== Set task ==
Restate the entries below verbatim.

== The records ==
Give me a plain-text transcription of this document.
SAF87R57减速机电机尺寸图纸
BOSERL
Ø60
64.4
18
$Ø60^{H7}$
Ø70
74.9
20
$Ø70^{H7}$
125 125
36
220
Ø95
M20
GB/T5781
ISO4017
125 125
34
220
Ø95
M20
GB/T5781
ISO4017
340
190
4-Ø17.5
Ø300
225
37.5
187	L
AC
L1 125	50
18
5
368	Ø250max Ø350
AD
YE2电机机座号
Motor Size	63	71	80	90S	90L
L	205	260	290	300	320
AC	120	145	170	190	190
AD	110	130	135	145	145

== In response ==
Give me a plain-text transcription of this document.
SAF87R57减速机电机尺寸图纸
BOSERL
Ø60
64.4
18
$Ø60^{H7}$
Ø70
74.9
20
$Ø70^{H7}$
125 125
36
220
Ø95
M20
GB/T5781
ISO4017
125 125
34
220
Ø95
M20
GB/T5781
ISO4017
340
190
4-Ø17.5
Ø300
225
37.5
187	L
AC
L1 125	50
18
5
368	Ø250max Ø350
AD
YE2电机机座号
Motor Size	63	71	80	90S	90L
L	205	260	290	300	320
AC	120	145	170	190	190
AD	110	130	135	145	145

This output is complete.